## Start Excerpted data

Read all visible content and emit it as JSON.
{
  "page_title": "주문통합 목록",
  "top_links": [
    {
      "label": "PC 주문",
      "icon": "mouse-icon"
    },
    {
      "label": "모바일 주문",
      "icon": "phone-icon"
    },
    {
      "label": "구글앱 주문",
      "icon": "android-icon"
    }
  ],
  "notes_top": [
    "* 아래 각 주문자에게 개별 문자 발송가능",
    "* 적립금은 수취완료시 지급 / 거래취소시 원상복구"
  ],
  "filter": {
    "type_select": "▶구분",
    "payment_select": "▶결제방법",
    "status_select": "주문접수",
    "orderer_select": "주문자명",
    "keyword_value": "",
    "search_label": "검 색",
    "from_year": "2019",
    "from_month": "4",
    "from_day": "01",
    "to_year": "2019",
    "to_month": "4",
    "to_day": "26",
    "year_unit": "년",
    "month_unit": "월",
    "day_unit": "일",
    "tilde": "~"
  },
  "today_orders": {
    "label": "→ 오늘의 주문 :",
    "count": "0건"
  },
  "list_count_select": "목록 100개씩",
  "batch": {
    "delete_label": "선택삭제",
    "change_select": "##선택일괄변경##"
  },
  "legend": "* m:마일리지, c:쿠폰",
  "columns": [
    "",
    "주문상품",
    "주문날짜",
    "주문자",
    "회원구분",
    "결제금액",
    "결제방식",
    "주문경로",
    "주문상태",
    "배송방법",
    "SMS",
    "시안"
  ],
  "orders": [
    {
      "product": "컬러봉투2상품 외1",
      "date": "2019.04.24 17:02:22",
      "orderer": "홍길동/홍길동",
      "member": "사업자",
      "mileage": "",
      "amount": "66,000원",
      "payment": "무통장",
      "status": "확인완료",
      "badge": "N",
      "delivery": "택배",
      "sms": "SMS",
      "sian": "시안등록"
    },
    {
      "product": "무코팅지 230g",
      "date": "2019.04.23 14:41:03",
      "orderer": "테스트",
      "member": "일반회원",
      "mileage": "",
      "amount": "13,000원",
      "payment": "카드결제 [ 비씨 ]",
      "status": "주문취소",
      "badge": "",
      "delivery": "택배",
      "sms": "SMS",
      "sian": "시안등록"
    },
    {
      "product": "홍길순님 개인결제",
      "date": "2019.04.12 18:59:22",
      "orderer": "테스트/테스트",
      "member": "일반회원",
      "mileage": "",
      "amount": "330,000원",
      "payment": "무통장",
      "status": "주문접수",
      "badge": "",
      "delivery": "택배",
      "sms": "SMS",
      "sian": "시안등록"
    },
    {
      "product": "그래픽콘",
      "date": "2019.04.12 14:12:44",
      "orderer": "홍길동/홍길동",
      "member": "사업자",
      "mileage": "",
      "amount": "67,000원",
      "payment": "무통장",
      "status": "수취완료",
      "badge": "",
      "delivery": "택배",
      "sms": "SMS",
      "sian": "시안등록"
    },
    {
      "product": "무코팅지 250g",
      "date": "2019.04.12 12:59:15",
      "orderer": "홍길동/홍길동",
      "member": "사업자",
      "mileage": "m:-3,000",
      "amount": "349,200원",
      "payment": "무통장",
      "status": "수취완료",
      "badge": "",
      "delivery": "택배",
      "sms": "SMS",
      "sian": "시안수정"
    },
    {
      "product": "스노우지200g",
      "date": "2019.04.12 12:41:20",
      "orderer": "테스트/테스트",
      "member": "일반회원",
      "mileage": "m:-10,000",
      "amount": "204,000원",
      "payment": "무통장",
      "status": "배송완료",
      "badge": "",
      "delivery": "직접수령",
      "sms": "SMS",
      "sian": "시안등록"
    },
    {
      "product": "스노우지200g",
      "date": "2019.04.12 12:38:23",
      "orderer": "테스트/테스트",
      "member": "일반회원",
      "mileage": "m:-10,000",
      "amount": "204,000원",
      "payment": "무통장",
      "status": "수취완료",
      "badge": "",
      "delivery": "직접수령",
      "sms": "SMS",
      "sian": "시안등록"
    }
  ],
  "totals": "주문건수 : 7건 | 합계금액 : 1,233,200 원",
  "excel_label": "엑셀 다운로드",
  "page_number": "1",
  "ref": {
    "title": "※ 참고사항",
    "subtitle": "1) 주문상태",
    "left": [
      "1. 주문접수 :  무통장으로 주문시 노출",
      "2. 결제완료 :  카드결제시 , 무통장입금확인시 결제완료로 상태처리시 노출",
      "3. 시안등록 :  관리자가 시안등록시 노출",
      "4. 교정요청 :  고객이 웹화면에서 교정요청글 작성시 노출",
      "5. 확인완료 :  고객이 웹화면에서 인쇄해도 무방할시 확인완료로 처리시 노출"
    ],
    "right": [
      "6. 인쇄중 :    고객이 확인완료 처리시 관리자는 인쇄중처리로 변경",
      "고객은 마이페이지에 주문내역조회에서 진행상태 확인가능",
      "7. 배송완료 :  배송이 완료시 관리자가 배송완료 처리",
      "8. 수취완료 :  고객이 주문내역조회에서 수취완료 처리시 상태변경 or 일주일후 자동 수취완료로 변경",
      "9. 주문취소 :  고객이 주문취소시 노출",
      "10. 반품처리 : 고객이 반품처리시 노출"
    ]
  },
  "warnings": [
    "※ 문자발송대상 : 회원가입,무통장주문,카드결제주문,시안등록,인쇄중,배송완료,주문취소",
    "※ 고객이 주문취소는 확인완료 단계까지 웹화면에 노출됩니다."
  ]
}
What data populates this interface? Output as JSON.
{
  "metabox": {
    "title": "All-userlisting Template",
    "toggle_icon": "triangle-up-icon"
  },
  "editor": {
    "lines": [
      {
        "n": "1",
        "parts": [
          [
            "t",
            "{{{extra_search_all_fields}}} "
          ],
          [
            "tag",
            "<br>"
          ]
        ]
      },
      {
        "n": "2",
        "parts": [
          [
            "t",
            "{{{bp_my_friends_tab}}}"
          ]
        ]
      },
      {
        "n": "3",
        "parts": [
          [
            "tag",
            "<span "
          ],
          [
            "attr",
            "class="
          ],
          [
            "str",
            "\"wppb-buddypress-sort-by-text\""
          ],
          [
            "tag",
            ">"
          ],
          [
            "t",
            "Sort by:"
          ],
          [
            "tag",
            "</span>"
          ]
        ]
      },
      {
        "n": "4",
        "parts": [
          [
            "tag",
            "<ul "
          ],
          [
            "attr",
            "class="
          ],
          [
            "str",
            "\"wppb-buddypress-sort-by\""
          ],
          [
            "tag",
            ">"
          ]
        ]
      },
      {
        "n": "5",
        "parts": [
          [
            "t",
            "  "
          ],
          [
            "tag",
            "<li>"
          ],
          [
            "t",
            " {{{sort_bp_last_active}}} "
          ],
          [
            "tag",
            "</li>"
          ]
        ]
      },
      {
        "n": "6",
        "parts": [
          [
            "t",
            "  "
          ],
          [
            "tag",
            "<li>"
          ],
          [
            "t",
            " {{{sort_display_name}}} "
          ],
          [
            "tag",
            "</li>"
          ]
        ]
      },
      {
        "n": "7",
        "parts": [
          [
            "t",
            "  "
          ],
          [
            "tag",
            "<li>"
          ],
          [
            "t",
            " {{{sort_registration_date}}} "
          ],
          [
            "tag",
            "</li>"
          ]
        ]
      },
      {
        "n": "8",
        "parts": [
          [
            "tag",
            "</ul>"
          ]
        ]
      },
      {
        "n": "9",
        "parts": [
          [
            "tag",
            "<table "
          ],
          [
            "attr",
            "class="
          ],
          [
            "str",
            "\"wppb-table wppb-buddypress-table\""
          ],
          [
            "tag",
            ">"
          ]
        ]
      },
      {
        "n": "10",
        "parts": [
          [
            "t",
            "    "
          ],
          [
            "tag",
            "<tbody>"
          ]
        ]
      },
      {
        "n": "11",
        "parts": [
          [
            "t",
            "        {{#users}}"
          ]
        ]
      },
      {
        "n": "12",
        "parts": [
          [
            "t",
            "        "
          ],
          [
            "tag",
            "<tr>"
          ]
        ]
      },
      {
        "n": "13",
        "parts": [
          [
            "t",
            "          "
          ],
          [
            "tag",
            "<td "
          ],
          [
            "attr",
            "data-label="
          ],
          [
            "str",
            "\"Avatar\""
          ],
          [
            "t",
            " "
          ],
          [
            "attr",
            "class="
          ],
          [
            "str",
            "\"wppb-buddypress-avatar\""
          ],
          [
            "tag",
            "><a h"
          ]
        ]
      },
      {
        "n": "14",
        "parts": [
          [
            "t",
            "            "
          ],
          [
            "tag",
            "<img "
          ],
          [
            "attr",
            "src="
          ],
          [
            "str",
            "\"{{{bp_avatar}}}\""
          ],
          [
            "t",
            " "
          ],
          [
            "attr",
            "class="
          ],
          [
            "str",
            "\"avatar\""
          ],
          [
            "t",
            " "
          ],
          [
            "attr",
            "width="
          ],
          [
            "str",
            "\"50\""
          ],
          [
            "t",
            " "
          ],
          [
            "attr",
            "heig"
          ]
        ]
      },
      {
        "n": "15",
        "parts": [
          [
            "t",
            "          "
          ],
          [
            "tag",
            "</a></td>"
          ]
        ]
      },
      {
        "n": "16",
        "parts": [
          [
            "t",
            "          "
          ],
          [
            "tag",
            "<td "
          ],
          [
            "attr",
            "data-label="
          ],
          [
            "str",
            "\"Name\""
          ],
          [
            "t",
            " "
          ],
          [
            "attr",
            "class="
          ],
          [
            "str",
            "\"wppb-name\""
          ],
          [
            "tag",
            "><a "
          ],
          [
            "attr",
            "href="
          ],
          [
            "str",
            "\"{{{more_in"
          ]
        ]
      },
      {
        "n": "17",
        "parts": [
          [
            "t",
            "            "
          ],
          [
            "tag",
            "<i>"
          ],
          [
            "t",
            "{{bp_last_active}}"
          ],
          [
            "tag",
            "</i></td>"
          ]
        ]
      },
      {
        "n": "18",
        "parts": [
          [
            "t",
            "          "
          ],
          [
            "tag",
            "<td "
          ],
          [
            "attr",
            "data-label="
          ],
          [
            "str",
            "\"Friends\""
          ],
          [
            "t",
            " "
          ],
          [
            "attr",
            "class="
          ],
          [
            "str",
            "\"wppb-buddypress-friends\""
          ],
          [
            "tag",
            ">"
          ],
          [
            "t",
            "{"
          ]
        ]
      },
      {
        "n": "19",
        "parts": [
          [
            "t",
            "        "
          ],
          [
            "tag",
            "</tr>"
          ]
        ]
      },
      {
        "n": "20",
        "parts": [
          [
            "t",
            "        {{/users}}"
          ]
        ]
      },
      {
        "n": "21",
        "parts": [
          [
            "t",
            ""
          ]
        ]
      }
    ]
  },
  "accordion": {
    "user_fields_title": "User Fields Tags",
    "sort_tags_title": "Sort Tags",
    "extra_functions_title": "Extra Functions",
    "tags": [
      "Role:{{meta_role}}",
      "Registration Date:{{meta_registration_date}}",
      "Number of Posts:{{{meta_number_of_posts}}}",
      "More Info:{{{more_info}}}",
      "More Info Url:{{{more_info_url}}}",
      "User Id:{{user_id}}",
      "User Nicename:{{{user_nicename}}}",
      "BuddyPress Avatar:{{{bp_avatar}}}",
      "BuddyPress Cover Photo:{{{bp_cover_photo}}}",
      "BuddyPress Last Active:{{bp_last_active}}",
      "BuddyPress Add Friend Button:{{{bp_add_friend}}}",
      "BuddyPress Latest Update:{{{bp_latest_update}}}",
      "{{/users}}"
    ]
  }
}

## End Excerpted data

** What is needed **
Copy each line of the entries that includes the word "amount".

** Task result **
      "amount": "66,000원",
      "amount": "13,000원",
      "amount": "330,000원",
      "amount": "67,000원",
      "amount": "349,200원",
      "amount": "204,000원",
      "amount": "204,000원",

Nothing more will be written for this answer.